#### Given task:
Copy every line with the string "visual" in it.

Stored data:
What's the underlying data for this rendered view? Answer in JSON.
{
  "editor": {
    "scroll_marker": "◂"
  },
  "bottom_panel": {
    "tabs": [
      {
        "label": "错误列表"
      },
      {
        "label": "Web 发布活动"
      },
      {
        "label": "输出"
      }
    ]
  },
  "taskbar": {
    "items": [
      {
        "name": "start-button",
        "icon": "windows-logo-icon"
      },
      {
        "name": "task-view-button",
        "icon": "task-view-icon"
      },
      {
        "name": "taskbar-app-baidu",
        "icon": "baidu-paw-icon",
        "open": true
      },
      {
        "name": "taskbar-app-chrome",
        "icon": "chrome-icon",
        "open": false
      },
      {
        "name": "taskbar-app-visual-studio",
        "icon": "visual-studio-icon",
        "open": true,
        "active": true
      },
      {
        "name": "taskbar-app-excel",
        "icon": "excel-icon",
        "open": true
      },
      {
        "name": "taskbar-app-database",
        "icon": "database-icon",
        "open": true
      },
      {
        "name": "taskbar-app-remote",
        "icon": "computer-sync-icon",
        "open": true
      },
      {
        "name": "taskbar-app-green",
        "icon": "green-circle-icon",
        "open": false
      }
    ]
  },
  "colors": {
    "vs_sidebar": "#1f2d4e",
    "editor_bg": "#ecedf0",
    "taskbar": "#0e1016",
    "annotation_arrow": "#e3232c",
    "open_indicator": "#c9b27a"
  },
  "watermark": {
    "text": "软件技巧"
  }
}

#### Task result:
        "name": "taskbar-app-visual-studio",
        "icon": "visual-studio-icon",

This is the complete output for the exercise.